Do not include the pictures; repeat the rest of the data exactly.

-- BEGIN --

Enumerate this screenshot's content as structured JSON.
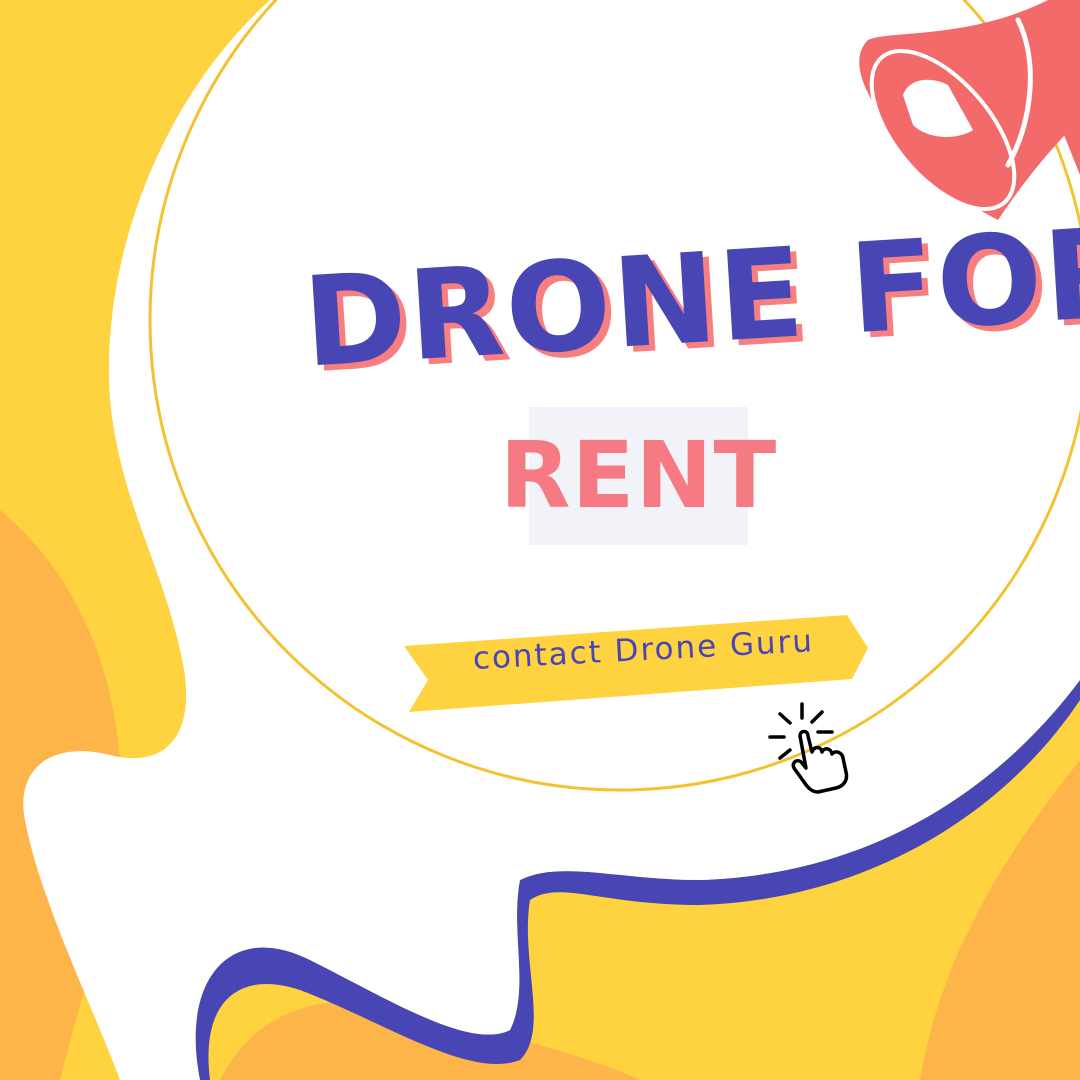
{
  "poster": {
    "headline": "DRONE FOR",
    "highlight": "RENT",
    "ribbon_text": "contact Drone Guru",
    "icons": [
      "megaphone-icon",
      "pointer-click-icon"
    ],
    "colors": {
      "background_yellow": "#ffd23f",
      "accent_orange": "#fdb54a",
      "headline_blue": "#4846b4",
      "highlight_coral": "#f67a83",
      "megaphone_coral": "#f36a6b",
      "ribbon_yellow": "#ffd23f"
    }
  }
}
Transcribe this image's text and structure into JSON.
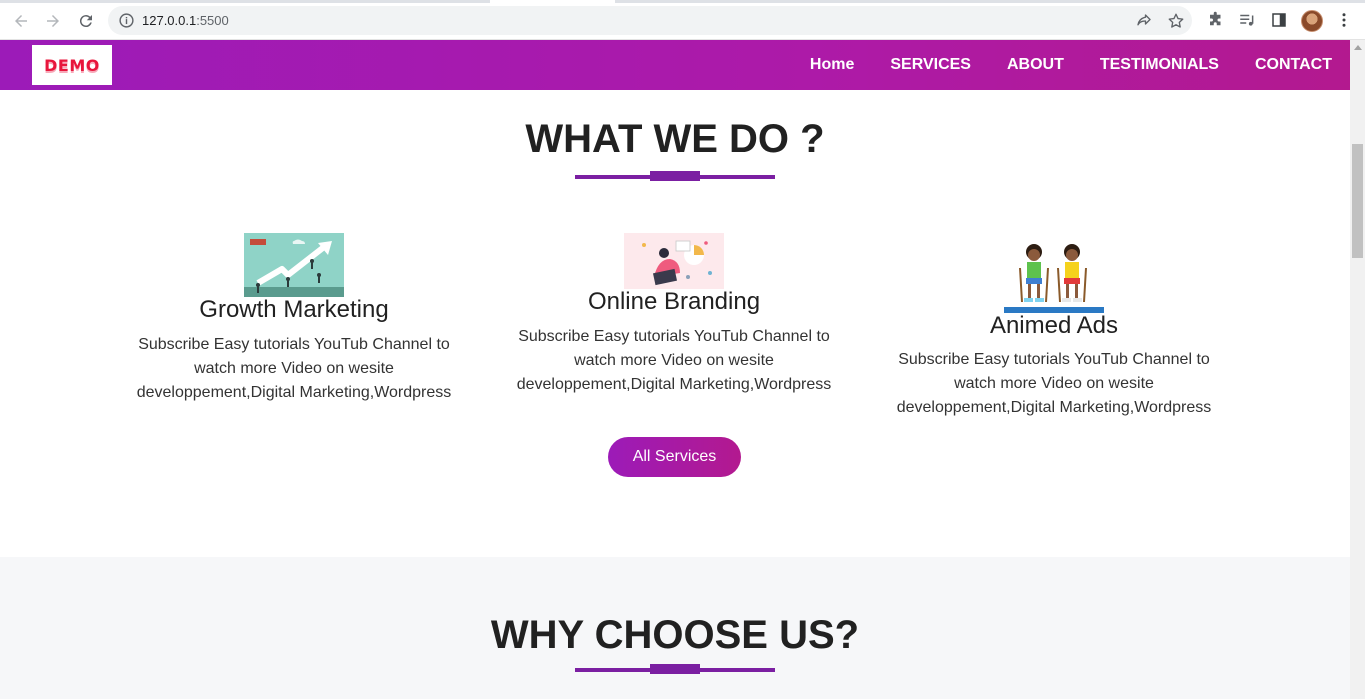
{
  "browser": {
    "url_host": "127.0.0.1",
    "url_port": ":5500"
  },
  "navbar": {
    "logo_text": "DEMO",
    "links": [
      "Home",
      "SERVICES",
      "ABOUT",
      "TESTIMONIALS",
      "CONTACT"
    ]
  },
  "what_we_do": {
    "title": "WHAT WE DO ?",
    "services": [
      {
        "title": "Growth Marketing",
        "text": "Subscribe Easy tutorials YouTub Channel to watch more Video on wesite developpement,Digital Marketing,Wordpress",
        "image_icon": "growth-chart-illustration"
      },
      {
        "title": "Online Branding",
        "text": "Subscribe Easy tutorials YouTub Channel to watch more Video on wesite developpement,Digital Marketing,Wordpress",
        "image_icon": "branding-illustration"
      },
      {
        "title": "Animed Ads",
        "text": "Subscribe Easy tutorials YouTub Channel to watch more Video on wesite developpement,Digital Marketing,Wordpress",
        "image_icon": "animated-kids-illustration"
      }
    ],
    "button_label": "All Services"
  },
  "why_choose": {
    "title": "WHY CHOOSE US?"
  },
  "colors": {
    "brand_purple": "#9c1bb8",
    "brand_magenta": "#b3198f",
    "underline": "#7b1fa2",
    "logo_red": "#e8163c"
  }
}
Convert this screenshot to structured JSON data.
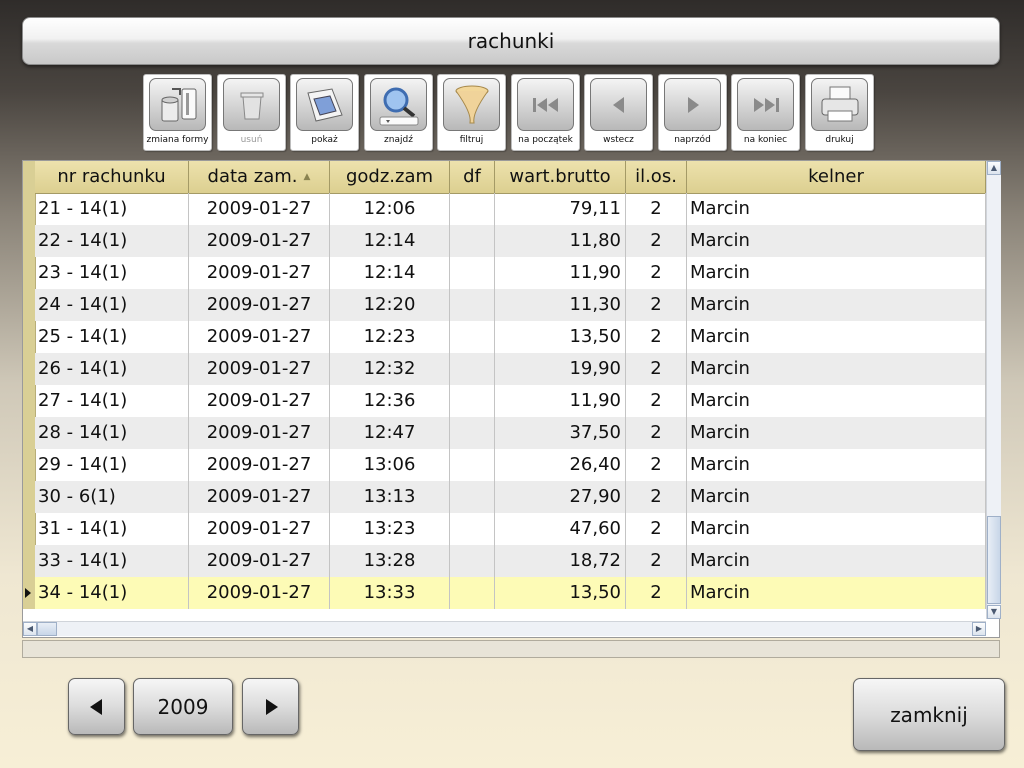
{
  "title": "rachunki",
  "toolbar": [
    {
      "label": "zmiana formy",
      "icon": "change-form-icon",
      "enabled": true
    },
    {
      "label": "usuń",
      "icon": "trash-icon",
      "enabled": false
    },
    {
      "label": "pokaż",
      "icon": "show-icon",
      "enabled": true
    },
    {
      "label": "znajdź",
      "icon": "magnifier-icon",
      "enabled": true
    },
    {
      "label": "filtruj",
      "icon": "funnel-icon",
      "enabled": true
    },
    {
      "label": "na początek",
      "icon": "first-record-icon",
      "enabled": true
    },
    {
      "label": "wstecz",
      "icon": "previous-icon",
      "enabled": true
    },
    {
      "label": "naprzód",
      "icon": "next-icon",
      "enabled": true
    },
    {
      "label": "na koniec",
      "icon": "last-record-icon",
      "enabled": true
    },
    {
      "label": "drukuj",
      "icon": "printer-icon",
      "enabled": true
    }
  ],
  "grid": {
    "columns": [
      "nr rachunku",
      "data zam.",
      "godz.zam",
      "df",
      "wart.brutto",
      "il.os.",
      "kelner"
    ],
    "sorted_column": "data zam.",
    "rows": [
      [
        "21 - 14(1)",
        "2009-01-27",
        "12:06",
        "",
        "79,11",
        "2",
        "Marcin"
      ],
      [
        "22 - 14(1)",
        "2009-01-27",
        "12:14",
        "",
        "11,80",
        "2",
        "Marcin"
      ],
      [
        "23 - 14(1)",
        "2009-01-27",
        "12:14",
        "",
        "11,90",
        "2",
        "Marcin"
      ],
      [
        "24 - 14(1)",
        "2009-01-27",
        "12:20",
        "",
        "11,30",
        "2",
        "Marcin"
      ],
      [
        "25 - 14(1)",
        "2009-01-27",
        "12:23",
        "",
        "13,50",
        "2",
        "Marcin"
      ],
      [
        "26 - 14(1)",
        "2009-01-27",
        "12:32",
        "",
        "19,90",
        "2",
        "Marcin"
      ],
      [
        "27 - 14(1)",
        "2009-01-27",
        "12:36",
        "",
        "11,90",
        "2",
        "Marcin"
      ],
      [
        "28 - 14(1)",
        "2009-01-27",
        "12:47",
        "",
        "37,50",
        "2",
        "Marcin"
      ],
      [
        "29 - 14(1)",
        "2009-01-27",
        "13:06",
        "",
        "26,40",
        "2",
        "Marcin"
      ],
      [
        "30 - 6(1)",
        "2009-01-27",
        "13:13",
        "",
        "27,90",
        "2",
        "Marcin"
      ],
      [
        "31 - 14(1)",
        "2009-01-27",
        "13:23",
        "",
        "47,60",
        "2",
        "Marcin"
      ],
      [
        "33 - 14(1)",
        "2009-01-27",
        "13:28",
        "",
        "18,72",
        "2",
        "Marcin"
      ],
      [
        "34 - 14(1)",
        "2009-01-27",
        "13:33",
        "",
        "13,50",
        "2",
        "Marcin"
      ]
    ],
    "selected_row": 12
  },
  "year_nav": {
    "year": "2009"
  },
  "close_label": "zamknij",
  "colors": {
    "header_bg": "#dccf90",
    "selected_row": "#fdfbb6",
    "alt_row": "#ececec"
  }
}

-- END --

FINISHED ANSWER ->
Enumerate this screenshot's content as structured JSON.
{
  "poster": {
    "headline": "DRONE FOR",
    "highlight": "RENT",
    "ribbon_text": "contact Drone Guru",
    "icons": [
      "megaphone-icon",
      "pointer-click-icon"
    ],
    "colors": {
      "background_yellow": "#ffd23f",
      "accent_orange": "#fdb54a",
      "headline_blue": "#4846b4",
      "highlight_coral": "#f67a83",
      "megaphone_coral": "#f36a6b",
      "ribbon_yellow": "#ffd23f"
    }
  }
}
Transcribe this image's text and structure into JSON.
{
  "browser": {
    "url_host": "127.0.0.1",
    "url_port": ":5500"
  },
  "navbar": {
    "logo_text": "DEMO",
    "links": [
      "Home",
      "SERVICES",
      "ABOUT",
      "TESTIMONIALS",
      "CONTACT"
    ]
  },
  "what_we_do": {
    "title": "WHAT WE DO ?",
    "services": [
      {
        "title": "Growth Marketing",
        "text": "Subscribe Easy tutorials YouTub Channel to watch more Video on wesite developpement,Digital Marketing,Wordpress",
        "image_icon": "growth-chart-illustration"
      },
      {
        "title": "Online Branding",
        "text": "Subscribe Easy tutorials YouTub Channel to watch more Video on wesite developpement,Digital Marketing,Wordpress",
        "image_icon": "branding-illustration"
      },
      {
        "title": "Animed Ads",
        "text": "Subscribe Easy tutorials YouTub Channel to watch more Video on wesite developpement,Digital Marketing,Wordpress",
        "image_icon": "animated-kids-illustration"
      }
    ],
    "button_label": "All Services"
  },
  "why_choose": {
    "title": "WHY CHOOSE US?"
  },
  "colors": {
    "brand_purple": "#9c1bb8",
    "brand_magenta": "#b3198f",
    "underline": "#7b1fa2",
    "logo_red": "#e8163c"
  }
}
Convert this screenshot to structured JSON data.
{
  "title": "rachunki",
  "toolbar": [
    {
      "label": "zmiana formy",
      "icon": "change-form-icon",
      "enabled": true
    },
    {
      "label": "usuń",
      "icon": "trash-icon",
      "enabled": false
    },
    {
      "label": "pokaż",
      "icon": "show-icon",
      "enabled": true
    },
    {
      "label": "znajdź",
      "icon": "magnifier-icon",
      "enabled": true
    },
    {
      "label": "filtruj",
      "icon": "funnel-icon",
      "enabled": true
    },
    {
      "label": "na początek",
      "icon": "first-record-icon",
      "enabled": true
    },
    {
      "label": "wstecz",
      "icon": "previous-icon",
      "enabled": true
    },
    {
      "label": "naprzód",
      "icon": "next-icon",
      "enabled": true
    },
    {
      "label": "na koniec",
      "icon": "last-record-icon",
      "enabled": true
    },
    {
      "label": "drukuj",
      "icon": "printer-icon",
      "enabled": true
    }
  ],
  "grid": {
    "columns": [
      "nr rachunku",
      "data zam.",
      "godz.zam",
      "df",
      "wart.brutto",
      "il.os.",
      "kelner"
    ],
    "sorted_column": "data zam.",
    "rows": [
      [
        "21 - 14(1)",
        "2009-01-27",
        "12:06",
        "",
        "79,11",
        "2",
        "Marcin"
      ],
      [
        "22 - 14(1)",
        "2009-01-27",
        "12:14",
        "",
        "11,80",
        "2",
        "Marcin"
      ],
      [
        "23 - 14(1)",
        "2009-01-27",
        "12:14",
        "",
        "11,90",
        "2",
        "Marcin"
      ],
      [
        "24 - 14(1)",
        "2009-01-27",
        "12:20",
        "",
        "11,30",
        "2",
        "Marcin"
      ],
      [
        "25 - 14(1)",
        "2009-01-27",
        "12:23",
        "",
        "13,50",
        "2",
        "Marcin"
      ],
      [
        "26 - 14(1)",
        "2009-01-27",
        "12:32",
        "",
        "19,90",
        "2",
        "Marcin"
      ],
      [
        "27 - 14(1)",
        "2009-01-27",
        "12:36",
        "",
        "11,90",
        "2",
        "Marcin"
      ],
      [
        "28 - 14(1)",
        "2009-01-27",
        "12:47",
        "",
        "37,50",
        "2",
        "Marcin"
      ],
      [
        "29 - 14(1)",
        "2009-01-27",
        "13:06",
        "",
        "26,40",
        "2",
        "Marcin"
      ],
      [
        "30 - 6(1)",
        "2009-01-27",
        "13:13",
        "",
        "27,90",
        "2",
        "Marcin"
      ],
      [
        "31 - 14(1)",
        "2009-01-27",
        "13:23",
        "",
        "47,60",
        "2",
        "Marcin"
      ],
      [
        "33 - 14(1)",
        "2009-01-27",
        "13:28",
        "",
        "18,72",
        "2",
        "Marcin"
      ],
      [
        "34 - 14(1)",
        "2009-01-27",
        "13:33",
        "",
        "13,50",
        "2",
        "Marcin"
      ]
    ],
    "selected_row": 12
  },
  "year_nav": {
    "year": "2009"
  },
  "close_label": "zamknij",
  "colors": {
    "header_bg": "#dccf90",
    "selected_row": "#fdfbb6",
    "alt_row": "#ececec"
  }
}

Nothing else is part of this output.